PROBLEM DESCRIPTION = Search the listing for "Таблица" and copy every line where it appears.
* begin RECORDS SUPPLIED *
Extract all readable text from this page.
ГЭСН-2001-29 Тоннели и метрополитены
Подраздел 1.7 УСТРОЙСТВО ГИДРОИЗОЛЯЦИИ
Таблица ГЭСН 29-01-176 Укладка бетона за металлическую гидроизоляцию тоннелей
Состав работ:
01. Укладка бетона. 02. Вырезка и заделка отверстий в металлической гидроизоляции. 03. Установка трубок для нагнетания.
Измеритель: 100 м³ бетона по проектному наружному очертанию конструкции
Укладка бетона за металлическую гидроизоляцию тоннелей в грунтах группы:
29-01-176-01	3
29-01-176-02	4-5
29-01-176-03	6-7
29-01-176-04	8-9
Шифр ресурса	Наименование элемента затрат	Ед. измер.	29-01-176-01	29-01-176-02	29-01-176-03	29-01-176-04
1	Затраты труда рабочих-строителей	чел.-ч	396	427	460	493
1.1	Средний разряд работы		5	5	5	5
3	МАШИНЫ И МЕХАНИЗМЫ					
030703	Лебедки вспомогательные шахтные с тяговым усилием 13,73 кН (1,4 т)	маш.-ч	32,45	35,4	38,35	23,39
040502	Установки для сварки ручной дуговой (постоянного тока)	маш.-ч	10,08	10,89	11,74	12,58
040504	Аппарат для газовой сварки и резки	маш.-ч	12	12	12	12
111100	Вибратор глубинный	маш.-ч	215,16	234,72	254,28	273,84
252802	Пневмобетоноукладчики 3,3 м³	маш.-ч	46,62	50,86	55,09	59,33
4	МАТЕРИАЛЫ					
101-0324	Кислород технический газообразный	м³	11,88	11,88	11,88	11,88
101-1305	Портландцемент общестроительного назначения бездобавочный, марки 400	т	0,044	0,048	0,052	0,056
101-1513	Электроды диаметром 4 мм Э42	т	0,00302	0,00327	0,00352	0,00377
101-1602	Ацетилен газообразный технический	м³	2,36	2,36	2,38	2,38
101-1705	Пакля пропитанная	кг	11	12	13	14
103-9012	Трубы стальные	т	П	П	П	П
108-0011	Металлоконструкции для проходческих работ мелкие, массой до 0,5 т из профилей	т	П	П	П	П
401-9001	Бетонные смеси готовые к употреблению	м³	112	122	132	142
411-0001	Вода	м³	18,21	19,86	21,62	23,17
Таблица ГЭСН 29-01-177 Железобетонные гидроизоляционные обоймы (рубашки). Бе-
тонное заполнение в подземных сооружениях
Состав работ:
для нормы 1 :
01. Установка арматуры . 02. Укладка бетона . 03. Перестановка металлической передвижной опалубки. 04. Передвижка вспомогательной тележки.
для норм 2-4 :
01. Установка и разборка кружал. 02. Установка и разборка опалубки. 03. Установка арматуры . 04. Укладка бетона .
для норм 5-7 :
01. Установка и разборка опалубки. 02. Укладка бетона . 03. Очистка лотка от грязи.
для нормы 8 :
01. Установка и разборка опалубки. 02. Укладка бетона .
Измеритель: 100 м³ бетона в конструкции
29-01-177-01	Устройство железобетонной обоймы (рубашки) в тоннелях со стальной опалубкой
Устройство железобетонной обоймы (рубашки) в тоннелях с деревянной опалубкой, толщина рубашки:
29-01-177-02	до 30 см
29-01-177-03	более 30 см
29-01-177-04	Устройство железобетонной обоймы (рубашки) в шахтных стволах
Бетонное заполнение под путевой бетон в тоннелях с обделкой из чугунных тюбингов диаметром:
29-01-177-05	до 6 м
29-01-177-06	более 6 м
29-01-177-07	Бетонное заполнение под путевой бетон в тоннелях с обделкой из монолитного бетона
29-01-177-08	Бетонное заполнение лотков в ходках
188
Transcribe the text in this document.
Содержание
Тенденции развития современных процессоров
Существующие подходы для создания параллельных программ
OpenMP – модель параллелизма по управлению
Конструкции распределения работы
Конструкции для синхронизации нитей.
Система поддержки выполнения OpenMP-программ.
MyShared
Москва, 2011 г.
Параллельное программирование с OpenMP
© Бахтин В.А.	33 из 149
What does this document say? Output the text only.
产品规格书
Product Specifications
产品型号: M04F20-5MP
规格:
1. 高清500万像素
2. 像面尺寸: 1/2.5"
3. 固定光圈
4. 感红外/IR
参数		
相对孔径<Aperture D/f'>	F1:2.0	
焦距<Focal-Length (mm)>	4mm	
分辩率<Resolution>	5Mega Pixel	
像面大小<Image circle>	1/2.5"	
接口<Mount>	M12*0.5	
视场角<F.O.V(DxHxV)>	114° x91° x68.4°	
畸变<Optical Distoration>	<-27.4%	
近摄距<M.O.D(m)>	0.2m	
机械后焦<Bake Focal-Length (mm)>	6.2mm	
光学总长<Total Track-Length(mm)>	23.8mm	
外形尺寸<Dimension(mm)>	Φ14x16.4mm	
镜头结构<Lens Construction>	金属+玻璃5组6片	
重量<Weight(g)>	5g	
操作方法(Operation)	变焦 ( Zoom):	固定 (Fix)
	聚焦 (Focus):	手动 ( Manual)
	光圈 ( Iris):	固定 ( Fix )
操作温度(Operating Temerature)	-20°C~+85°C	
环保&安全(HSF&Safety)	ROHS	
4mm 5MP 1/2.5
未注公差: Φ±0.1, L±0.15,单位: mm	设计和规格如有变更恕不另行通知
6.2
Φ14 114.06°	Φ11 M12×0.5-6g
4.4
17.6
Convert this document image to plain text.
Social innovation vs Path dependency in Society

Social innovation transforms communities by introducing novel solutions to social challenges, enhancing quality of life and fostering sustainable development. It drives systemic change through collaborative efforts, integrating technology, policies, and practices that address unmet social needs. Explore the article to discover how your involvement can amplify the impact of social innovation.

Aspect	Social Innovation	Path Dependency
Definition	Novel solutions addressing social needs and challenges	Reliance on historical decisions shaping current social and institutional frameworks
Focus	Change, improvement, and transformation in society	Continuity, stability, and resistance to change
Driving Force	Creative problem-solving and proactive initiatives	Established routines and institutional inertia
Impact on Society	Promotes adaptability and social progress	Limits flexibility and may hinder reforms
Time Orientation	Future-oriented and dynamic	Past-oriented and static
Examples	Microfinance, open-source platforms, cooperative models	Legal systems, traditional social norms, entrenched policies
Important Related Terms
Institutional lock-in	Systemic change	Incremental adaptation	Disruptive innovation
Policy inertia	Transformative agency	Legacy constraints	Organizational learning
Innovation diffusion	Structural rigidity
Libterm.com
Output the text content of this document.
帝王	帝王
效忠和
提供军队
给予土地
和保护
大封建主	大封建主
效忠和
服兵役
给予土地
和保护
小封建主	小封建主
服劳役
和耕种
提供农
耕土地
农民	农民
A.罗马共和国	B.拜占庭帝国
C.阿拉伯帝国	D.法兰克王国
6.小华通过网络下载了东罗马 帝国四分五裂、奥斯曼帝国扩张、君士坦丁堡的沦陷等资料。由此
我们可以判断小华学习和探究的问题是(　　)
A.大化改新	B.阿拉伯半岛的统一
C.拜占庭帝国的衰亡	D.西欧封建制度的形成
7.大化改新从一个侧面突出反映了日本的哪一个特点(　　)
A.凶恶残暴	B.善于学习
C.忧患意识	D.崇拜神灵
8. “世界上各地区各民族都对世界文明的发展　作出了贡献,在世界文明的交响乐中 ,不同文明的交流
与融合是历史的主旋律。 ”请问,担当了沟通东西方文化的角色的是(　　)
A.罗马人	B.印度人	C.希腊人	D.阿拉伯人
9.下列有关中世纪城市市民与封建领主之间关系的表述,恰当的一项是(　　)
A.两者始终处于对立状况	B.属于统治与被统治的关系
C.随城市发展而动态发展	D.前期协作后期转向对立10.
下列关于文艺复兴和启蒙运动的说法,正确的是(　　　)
* end RECORDS SUPPLIED *
WRITTEN ANSWER =
Таблица ГЭСН 29-01-176 Укладка бетона за металлическую гидроизоляцию тоннелей
Таблица ГЭСН 29-01-177 Железобетонные гидроизоляционные обоймы (рубашки). Бе-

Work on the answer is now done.